Question on orthogonal Legendre series expansion.

[yungman]

This start out as homework but my question is not about helping me solving the problem but instead I get conflicting answers depend on what way I approach the problem and no way to resolve. I know the answer. I am not going to even present the original question, instead just the part that I have issue with. The difference is by using:

A) \int_{-1}^1 f(x)P_n(x)dx = \frac{1}{2^n n!}\int_{-1}^{1} f^n(x)(x^2-1)^n dx

And

B) (n+1)P_{n+1}(x) + nP_{n-1}(x) = (2n+1)xP_n(x)



The function f(\theta) = cos(\theta) and I want to compute:

\int_0^{\pi} f(\theta) sin(\theta) P_n(cos(\theta)d\theta

= \int_0^{\pi} cos(\theta) sin(\theta) P_n(cos(\theta)d\theta \hbox { we let }x=cos(\theta) \Rightarrow dx=-sin(\theta) d \theta

\Rightarrow \int_0^{\pi} cos(\theta) sin(\theta) P_n(cos(\theta)d\theta = \int_{-1}^{1} x P_n(x)dx (1)

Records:
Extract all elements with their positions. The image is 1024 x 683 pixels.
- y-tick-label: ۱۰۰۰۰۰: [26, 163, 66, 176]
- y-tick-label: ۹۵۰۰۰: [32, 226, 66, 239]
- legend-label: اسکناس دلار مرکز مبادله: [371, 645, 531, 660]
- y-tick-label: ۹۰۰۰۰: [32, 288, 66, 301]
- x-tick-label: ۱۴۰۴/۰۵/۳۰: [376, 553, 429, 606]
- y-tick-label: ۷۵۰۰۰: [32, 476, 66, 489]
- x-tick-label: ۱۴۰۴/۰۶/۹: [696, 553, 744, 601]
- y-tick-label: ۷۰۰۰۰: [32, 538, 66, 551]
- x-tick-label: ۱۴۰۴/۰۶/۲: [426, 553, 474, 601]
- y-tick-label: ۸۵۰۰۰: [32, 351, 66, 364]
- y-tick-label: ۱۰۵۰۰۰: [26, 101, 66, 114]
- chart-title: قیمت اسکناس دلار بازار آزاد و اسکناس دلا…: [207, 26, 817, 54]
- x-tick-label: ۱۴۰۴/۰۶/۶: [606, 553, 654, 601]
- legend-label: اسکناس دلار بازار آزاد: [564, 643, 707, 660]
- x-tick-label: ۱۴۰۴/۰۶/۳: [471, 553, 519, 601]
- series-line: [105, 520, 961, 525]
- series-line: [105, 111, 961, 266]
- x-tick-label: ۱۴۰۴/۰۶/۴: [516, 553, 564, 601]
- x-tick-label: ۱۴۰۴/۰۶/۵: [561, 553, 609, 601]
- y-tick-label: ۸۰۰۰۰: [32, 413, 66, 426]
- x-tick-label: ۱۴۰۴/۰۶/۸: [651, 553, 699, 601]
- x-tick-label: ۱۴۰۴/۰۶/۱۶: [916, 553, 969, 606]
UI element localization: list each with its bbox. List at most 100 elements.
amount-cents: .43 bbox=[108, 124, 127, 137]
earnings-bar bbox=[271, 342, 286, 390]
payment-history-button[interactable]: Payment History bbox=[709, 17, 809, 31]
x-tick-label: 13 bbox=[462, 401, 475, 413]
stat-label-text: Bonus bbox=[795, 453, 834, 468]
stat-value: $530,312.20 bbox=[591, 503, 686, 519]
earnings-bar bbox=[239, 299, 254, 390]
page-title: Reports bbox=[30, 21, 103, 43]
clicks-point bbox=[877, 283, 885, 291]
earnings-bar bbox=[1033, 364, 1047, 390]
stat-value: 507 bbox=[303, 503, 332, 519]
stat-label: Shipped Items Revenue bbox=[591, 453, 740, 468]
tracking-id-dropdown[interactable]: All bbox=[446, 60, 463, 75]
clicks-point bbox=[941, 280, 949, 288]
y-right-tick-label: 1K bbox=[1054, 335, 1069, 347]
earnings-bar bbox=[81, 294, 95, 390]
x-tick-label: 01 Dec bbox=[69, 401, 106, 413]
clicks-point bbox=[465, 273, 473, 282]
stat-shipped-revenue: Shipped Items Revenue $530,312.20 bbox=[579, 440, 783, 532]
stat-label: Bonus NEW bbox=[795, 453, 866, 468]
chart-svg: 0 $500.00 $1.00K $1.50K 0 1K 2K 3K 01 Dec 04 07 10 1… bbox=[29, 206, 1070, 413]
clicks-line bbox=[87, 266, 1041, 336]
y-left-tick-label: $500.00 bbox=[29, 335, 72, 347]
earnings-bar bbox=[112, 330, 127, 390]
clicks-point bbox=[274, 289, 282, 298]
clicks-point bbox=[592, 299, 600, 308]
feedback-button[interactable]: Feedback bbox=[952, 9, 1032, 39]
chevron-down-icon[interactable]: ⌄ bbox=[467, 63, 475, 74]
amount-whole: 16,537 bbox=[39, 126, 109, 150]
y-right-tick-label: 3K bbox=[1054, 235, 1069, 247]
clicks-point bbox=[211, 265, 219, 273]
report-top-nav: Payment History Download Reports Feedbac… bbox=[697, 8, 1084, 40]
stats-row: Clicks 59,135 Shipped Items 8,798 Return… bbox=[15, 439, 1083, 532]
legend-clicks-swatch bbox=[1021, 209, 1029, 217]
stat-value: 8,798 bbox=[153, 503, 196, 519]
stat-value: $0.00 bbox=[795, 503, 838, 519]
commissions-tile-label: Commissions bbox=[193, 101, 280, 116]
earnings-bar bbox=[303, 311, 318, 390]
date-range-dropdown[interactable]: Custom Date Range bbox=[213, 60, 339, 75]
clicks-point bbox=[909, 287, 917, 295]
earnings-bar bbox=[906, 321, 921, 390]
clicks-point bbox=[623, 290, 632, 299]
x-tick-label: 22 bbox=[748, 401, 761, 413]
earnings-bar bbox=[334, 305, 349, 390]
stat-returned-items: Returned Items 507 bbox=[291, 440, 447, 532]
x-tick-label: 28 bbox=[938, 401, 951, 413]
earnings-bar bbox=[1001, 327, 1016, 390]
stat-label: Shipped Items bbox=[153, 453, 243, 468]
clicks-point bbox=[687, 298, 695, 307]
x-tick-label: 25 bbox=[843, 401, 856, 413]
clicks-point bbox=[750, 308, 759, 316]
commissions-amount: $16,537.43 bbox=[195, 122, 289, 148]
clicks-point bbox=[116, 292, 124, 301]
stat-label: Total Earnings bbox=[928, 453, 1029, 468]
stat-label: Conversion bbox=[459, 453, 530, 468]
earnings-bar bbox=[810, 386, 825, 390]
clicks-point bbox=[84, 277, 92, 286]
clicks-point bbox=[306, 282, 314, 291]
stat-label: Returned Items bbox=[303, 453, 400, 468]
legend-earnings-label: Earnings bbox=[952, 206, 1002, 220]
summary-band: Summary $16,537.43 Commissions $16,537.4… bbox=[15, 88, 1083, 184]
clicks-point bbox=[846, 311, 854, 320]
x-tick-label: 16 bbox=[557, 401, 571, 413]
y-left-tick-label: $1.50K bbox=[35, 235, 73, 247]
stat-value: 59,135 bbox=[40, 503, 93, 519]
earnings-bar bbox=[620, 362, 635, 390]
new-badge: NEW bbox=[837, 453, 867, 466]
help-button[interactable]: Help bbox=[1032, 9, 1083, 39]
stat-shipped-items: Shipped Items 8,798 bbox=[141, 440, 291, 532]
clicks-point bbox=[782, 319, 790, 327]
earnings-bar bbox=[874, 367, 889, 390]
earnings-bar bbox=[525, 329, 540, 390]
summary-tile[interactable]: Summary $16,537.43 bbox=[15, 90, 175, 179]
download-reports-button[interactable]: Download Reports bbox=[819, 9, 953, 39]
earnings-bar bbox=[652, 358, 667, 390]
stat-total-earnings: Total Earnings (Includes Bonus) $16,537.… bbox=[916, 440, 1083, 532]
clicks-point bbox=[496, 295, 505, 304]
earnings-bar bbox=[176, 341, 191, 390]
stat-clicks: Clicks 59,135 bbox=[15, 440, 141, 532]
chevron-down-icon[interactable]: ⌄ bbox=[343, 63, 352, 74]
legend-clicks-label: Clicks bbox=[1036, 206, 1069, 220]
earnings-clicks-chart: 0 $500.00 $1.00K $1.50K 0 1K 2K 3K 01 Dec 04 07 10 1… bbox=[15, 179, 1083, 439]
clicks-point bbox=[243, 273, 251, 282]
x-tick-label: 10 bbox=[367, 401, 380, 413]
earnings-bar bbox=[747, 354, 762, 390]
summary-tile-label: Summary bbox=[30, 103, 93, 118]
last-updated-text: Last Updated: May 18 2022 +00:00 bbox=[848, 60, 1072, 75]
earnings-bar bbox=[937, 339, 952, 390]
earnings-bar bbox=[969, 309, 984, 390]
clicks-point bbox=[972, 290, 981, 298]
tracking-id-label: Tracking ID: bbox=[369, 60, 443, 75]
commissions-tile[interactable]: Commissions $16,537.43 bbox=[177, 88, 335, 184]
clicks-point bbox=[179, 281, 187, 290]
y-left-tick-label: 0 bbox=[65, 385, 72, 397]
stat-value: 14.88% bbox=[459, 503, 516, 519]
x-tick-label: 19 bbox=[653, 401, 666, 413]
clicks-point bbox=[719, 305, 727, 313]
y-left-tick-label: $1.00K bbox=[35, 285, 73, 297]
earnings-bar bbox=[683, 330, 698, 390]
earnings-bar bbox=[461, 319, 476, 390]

**Request**
In the Legendre series thread, what substitution turns the integral over θ into an integral over x?

**Answer to this exercise**
x = cos(θ), so dx = −sin(θ) dθ.